YOUR OBJECTIVE ->
Write the records out again exactly, leaving no images in.

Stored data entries

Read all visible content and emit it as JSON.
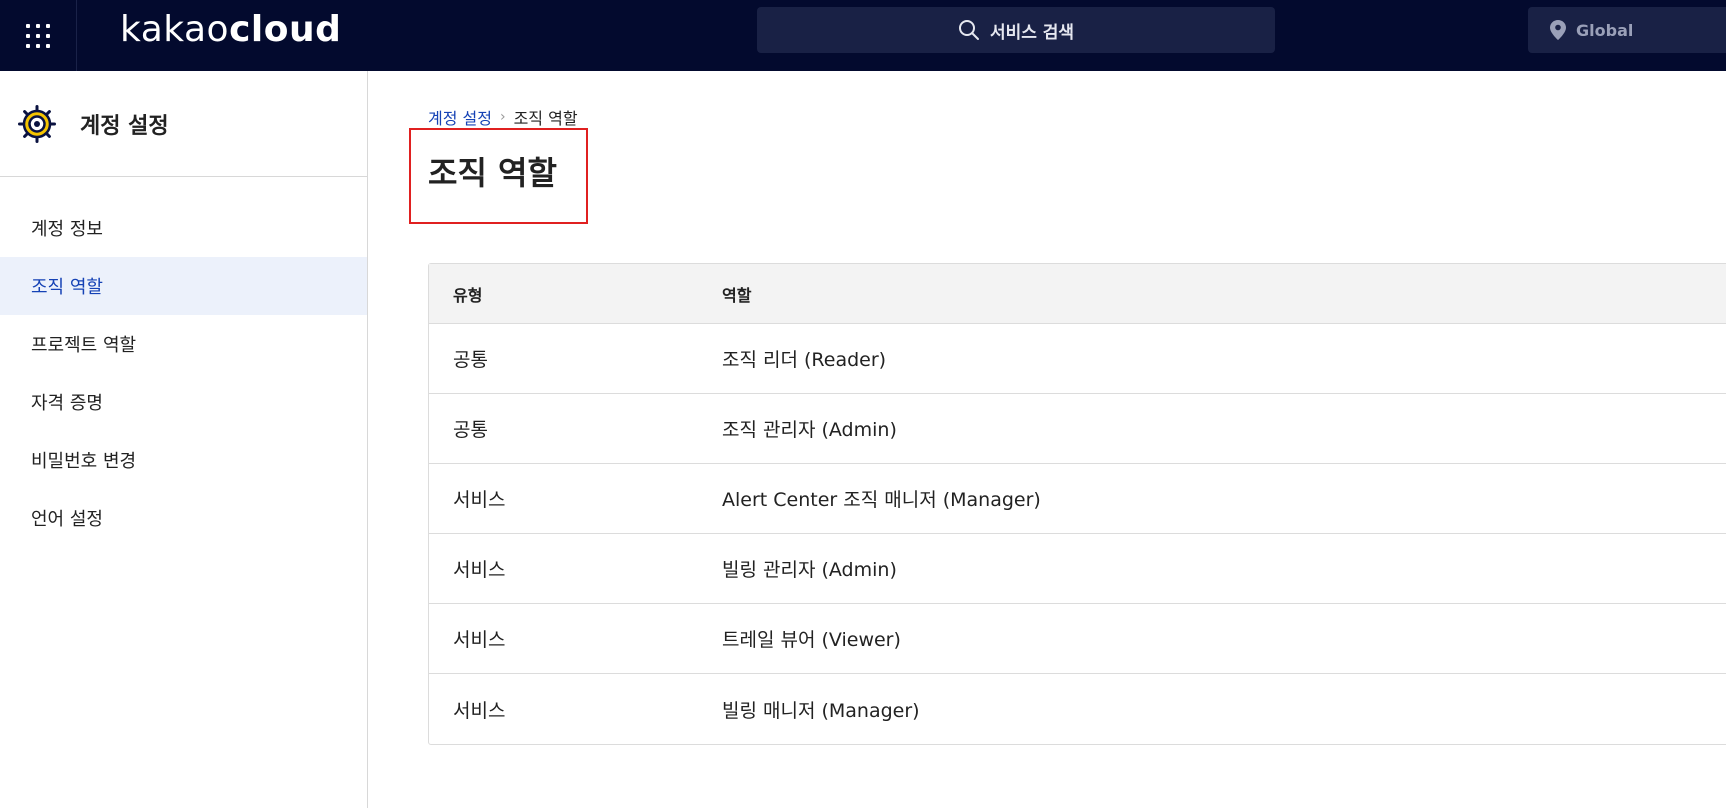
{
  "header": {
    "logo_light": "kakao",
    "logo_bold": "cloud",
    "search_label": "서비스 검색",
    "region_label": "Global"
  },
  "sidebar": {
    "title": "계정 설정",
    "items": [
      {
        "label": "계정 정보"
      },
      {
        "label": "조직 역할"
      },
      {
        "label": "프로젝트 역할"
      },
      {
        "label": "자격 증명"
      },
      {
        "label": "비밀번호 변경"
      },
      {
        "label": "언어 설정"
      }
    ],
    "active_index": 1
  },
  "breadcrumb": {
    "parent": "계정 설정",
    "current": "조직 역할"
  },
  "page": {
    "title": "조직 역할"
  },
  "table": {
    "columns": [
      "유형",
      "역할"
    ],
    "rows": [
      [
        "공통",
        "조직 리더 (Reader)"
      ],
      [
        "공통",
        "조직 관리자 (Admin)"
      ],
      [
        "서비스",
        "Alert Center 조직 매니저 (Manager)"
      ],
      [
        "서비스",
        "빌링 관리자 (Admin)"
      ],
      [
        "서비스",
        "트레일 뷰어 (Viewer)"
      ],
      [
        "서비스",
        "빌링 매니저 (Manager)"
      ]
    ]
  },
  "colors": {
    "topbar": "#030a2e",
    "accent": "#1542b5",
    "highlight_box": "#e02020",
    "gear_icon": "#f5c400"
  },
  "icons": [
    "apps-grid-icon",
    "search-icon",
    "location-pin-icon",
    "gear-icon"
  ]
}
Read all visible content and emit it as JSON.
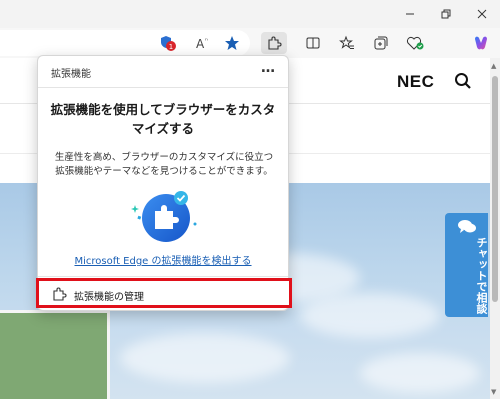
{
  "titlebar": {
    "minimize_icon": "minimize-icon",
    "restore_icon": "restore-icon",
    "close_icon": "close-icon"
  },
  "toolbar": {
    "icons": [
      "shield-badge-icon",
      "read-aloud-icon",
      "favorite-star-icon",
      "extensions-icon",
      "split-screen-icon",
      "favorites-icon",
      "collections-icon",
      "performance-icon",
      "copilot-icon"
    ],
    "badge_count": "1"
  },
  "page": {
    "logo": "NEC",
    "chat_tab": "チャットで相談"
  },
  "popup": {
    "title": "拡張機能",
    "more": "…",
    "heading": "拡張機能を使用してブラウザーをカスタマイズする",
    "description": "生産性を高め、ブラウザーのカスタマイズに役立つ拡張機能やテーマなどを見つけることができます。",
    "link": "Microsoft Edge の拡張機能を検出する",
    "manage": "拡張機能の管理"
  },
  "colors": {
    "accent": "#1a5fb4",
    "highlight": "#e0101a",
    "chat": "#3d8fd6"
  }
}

EXERCISE OUTPUT ->
Read all visible content and emit it as JSON.
{
  "header": {
    "logo_light": "kakao",
    "logo_bold": "cloud",
    "search_label": "서비스 검색",
    "region_label": "Global"
  },
  "sidebar": {
    "title": "계정 설정",
    "items": [
      {
        "label": "계정 정보"
      },
      {
        "label": "조직 역할"
      },
      {
        "label": "프로젝트 역할"
      },
      {
        "label": "자격 증명"
      },
      {
        "label": "비밀번호 변경"
      },
      {
        "label": "언어 설정"
      }
    ],
    "active_index": 1
  },
  "breadcrumb": {
    "parent": "계정 설정",
    "current": "조직 역할"
  },
  "page": {
    "title": "조직 역할"
  },
  "table": {
    "columns": [
      "유형",
      "역할"
    ],
    "rows": [
      [
        "공통",
        "조직 리더 (Reader)"
      ],
      [
        "공통",
        "조직 관리자 (Admin)"
      ],
      [
        "서비스",
        "Alert Center 조직 매니저 (Manager)"
      ],
      [
        "서비스",
        "빌링 관리자 (Admin)"
      ],
      [
        "서비스",
        "트레일 뷰어 (Viewer)"
      ],
      [
        "서비스",
        "빌링 매니저 (Manager)"
      ]
    ]
  },
  "colors": {
    "topbar": "#030a2e",
    "accent": "#1542b5",
    "highlight_box": "#e02020",
    "gear_icon": "#f5c400"
  },
  "icons": [
    "apps-grid-icon",
    "search-icon",
    "location-pin-icon",
    "gear-icon"
  ]
}
Read all visible content and emit it as JSON.
{
  "titlebar": {
    "minimize_icon": "minimize-icon",
    "restore_icon": "restore-icon",
    "close_icon": "close-icon"
  },
  "toolbar": {
    "icons": [
      "shield-badge-icon",
      "read-aloud-icon",
      "favorite-star-icon",
      "extensions-icon",
      "split-screen-icon",
      "favorites-icon",
      "collections-icon",
      "performance-icon",
      "copilot-icon"
    ],
    "badge_count": "1"
  },
  "page": {
    "logo": "NEC",
    "chat_tab": "チャットで相談"
  },
  "popup": {
    "title": "拡張機能",
    "more": "…",
    "heading": "拡張機能を使用してブラウザーをカスタマイズする",
    "description": "生産性を高め、ブラウザーのカスタマイズに役立つ拡張機能やテーマなどを見つけることができます。",
    "link": "Microsoft Edge の拡張機能を検出する",
    "manage": "拡張機能の管理"
  },
  "colors": {
    "accent": "#1a5fb4",
    "highlight": "#e0101a",
    "chat": "#3d8fd6"
  }
}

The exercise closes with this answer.